Print all the records exactly as they stand.

Records shown -
--------------------------------------------------

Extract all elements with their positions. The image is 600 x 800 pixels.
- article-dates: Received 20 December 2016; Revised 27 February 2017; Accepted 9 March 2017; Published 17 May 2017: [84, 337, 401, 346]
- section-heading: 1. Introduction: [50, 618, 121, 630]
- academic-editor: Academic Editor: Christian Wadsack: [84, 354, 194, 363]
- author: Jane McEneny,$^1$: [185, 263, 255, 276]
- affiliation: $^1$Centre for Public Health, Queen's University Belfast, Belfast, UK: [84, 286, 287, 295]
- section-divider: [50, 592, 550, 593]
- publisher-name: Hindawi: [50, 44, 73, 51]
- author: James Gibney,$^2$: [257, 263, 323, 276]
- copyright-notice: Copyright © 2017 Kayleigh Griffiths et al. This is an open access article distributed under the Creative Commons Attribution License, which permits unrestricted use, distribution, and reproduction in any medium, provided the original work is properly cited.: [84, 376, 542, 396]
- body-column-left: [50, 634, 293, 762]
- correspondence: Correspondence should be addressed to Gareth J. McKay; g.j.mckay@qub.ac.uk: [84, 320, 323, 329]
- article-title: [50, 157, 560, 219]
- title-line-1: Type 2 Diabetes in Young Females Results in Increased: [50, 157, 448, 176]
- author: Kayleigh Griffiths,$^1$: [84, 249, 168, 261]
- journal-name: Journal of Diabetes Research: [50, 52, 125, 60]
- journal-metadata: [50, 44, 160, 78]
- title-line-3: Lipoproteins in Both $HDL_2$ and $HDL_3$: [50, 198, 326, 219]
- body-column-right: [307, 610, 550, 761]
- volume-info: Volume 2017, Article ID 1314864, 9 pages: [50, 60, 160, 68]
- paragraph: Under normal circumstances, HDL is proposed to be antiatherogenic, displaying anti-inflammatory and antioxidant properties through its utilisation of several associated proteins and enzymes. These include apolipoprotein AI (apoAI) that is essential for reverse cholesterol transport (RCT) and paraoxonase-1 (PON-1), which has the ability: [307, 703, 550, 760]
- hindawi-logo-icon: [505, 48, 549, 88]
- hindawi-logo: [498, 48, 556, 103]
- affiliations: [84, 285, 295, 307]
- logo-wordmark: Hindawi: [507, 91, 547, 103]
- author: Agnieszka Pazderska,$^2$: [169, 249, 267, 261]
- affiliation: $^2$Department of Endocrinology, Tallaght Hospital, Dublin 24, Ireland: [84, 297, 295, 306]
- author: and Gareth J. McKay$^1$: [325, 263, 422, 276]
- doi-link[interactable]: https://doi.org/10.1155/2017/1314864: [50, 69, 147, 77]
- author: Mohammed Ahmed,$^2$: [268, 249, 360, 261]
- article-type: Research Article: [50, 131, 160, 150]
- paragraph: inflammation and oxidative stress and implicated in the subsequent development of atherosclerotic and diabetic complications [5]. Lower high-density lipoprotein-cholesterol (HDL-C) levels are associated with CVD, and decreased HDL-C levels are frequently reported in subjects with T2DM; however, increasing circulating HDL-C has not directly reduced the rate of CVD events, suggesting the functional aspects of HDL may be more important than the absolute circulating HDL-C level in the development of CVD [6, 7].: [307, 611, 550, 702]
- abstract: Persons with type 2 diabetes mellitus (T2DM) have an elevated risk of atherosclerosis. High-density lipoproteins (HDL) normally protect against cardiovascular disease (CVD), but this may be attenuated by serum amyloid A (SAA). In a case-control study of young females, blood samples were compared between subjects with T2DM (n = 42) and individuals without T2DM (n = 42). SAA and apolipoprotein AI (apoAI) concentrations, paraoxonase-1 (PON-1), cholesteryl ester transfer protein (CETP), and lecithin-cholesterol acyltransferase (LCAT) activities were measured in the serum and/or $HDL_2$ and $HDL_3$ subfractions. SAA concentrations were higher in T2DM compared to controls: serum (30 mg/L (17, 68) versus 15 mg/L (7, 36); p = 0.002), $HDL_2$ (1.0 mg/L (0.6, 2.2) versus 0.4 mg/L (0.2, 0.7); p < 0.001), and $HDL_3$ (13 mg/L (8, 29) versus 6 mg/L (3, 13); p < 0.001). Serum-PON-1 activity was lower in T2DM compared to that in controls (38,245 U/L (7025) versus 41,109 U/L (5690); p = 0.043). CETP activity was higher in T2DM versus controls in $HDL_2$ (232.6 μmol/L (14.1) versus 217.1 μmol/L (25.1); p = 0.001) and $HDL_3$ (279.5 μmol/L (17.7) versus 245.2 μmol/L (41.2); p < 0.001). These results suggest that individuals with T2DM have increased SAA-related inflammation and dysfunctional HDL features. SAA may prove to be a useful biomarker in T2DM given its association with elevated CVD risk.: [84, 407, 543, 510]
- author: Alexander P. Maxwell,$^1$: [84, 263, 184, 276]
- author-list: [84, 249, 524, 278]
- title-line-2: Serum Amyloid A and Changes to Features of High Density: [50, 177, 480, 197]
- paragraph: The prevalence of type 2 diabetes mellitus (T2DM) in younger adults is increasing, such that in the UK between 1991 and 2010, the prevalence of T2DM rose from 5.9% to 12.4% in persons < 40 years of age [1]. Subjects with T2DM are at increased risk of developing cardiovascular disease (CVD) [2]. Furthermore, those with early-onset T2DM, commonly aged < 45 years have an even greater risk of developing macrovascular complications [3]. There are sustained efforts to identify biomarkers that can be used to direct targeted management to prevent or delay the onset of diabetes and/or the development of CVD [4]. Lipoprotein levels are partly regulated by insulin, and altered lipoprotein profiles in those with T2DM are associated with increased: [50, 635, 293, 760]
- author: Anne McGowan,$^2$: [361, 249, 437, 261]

--------------------------------------------------

Result of the exercise -
Extract all elements with their positions. The image is 600 x 800 pixels.
- article-dates: Received 20 December 2016; Revised 27 February 2017; Accepted 9 March 2017; Published 17 May 2017: [84, 337, 401, 346]
- section-heading: 1. Introduction: [50, 618, 121, 630]
- academic-editor: Academic Editor: Christian Wadsack: [84, 354, 194, 363]
- author: Jane McEneny,$^1$: [185, 263, 255, 276]
- affiliation: $^1$Centre for Public Health, Queen's University Belfast, Belfast, UK: [84, 286, 287, 295]
- section-divider: [50, 592, 550, 593]
- publisher-name: Hindawi: [50, 44, 73, 51]
- author: James Gibney,$^2$: [257, 263, 323, 276]
- copyright-notice: Copyright © 2017 Kayleigh Griffiths et al. This is an open access article distributed under the Creative Commons Attribution License, which permits unrestricted use, distribution, and reproduction in any medium, provided the original work is properly cited.: [84, 376, 542, 396]
- body-column-left: [50, 634, 293, 762]
- correspondence: Correspondence should be addressed to Gareth J. McKay; g.j.mckay@qub.ac.uk: [84, 320, 323, 329]
- article-title: [50, 157, 560, 219]
- title-line-1: Type 2 Diabetes in Young Females Results in Increased: [50, 157, 448, 176]
- author: Kayleigh Griffiths,$^1$: [84, 249, 168, 261]
- journal-name: Journal of Diabetes Research: [50, 52, 125, 60]
- journal-metadata: [50, 44, 160, 78]
- title-line-3: Lipoproteins in Both $HDL_2$ and $HDL_3$: [50, 198, 326, 219]
- body-column-right: [307, 610, 550, 761]
- volume-info: Volume 2017, Article ID 1314864, 9 pages: [50, 60, 160, 68]
- paragraph: Under normal circumstances, HDL is proposed to be antiatherogenic, displaying anti-inflammatory and antioxidant properties through its utilisation of several associated proteins and enzymes. These include apolipoprotein AI (apoAI) that is essential for reverse cholesterol transport (RCT) and paraoxonase-1 (PON-1), which has the ability: [307, 703, 550, 760]
- hindawi-logo-icon: [505, 48, 549, 88]
- hindawi-logo: [498, 48, 556, 103]
- affiliations: [84, 285, 295, 307]
- logo-wordmark: Hindawi: [507, 91, 547, 103]
- author: Agnieszka Pazderska,$^2$: [169, 249, 267, 261]
- affiliation: $^2$Department of Endocrinology, Tallaght Hospital, Dublin 24, Ireland: [84, 297, 295, 306]
- author: and Gareth J. McKay$^1$: [325, 263, 422, 276]
- doi-link[interactable]: https://doi.org/10.1155/2017/1314864: [50, 69, 147, 77]
- author: Mohammed Ahmed,$^2$: [268, 249, 360, 261]
- article-type: Research Article: [50, 131, 160, 150]
- paragraph: inflammation and oxidative stress and implicated in the subsequent development of atherosclerotic and diabetic complications [5]. Lower high-density lipoprotein-cholesterol (HDL-C) levels are associated with CVD, and decreased HDL-C levels are frequently reported in subjects with T2DM; however, increasing circulating HDL-C has not directly reduced the rate of CVD events, suggesting the functional aspects of HDL may be more important than the absolute circulating HDL-C level in the development of CVD [6, 7].: [307, 611, 550, 702]
- abstract: Persons with type 2 diabetes mellitus (T2DM) have an elevated risk of atherosclerosis. High-density lipoproteins (HDL) normally protect against cardiovascular disease (CVD), but this may be attenuated by serum amyloid A (SAA). In a case-control study of young females, blood samples were compared between subjects with T2DM (n = 42) and individuals without T2DM (n = 42). SAA and apolipoprotein AI (apoAI) concentrations, paraoxonase-1 (PON-1), cholesteryl ester transfer protein (CETP), and lecithin-cholesterol acyltransferase (LCAT) activities were measured in the serum and/or $HDL_2$ and $HDL_3$ subfractions. SAA concentrations were higher in T2DM compared to controls: serum (30 mg/L (17, 68) versus 15 mg/L (7, 36); p = 0.002), $HDL_2$ (1.0 mg/L (0.6, 2.2) versus 0.4 mg/L (0.2, 0.7); p < 0.001), and $HDL_3$ (13 mg/L (8, 29) versus 6 mg/L (3, 13); p < 0.001). Serum-PON-1 activity was lower in T2DM compared to that in controls (38,245 U/L (7025) versus 41,109 U/L (5690); p = 0.043). CETP activity was higher in T2DM versus controls in $HDL_2$ (232.6 μmol/L (14.1) versus 217.1 μmol/L (25.1); p = 0.001) and $HDL_3$ (279.5 μmol/L (17.7) versus 245.2 μmol/L (41.2); p < 0.001). These results suggest that individuals with T2DM have increased SAA-related inflammation and dysfunctional HDL features. SAA may prove to be a useful biomarker in T2DM given its association with elevated CVD risk.: [84, 407, 543, 510]
- author: Alexander P. Maxwell,$^1$: [84, 263, 184, 276]
- author-list: [84, 249, 524, 278]
- title-line-2: Serum Amyloid A and Changes to Features of High Density: [50, 177, 480, 197]
- paragraph: The prevalence of type 2 diabetes mellitus (T2DM) in younger adults is increasing, such that in the UK between 1991 and 2010, the prevalence of T2DM rose from 5.9% to 12.4% in persons < 40 years of age [1]. Subjects with T2DM are at increased risk of developing cardiovascular disease (CVD) [2]. Furthermore, those with early-onset T2DM, commonly aged < 45 years have an even greater risk of developing macrovascular complications [3]. There are sustained efforts to identify biomarkers that can be used to direct targeted management to prevent or delay the onset of diabetes and/or the development of CVD [4]. Lipoprotein levels are partly regulated by insulin, and altered lipoprotein profiles in those with T2DM are associated with increased: [50, 635, 293, 760]
- author: Anne McGowan,$^2$: [361, 249, 437, 261]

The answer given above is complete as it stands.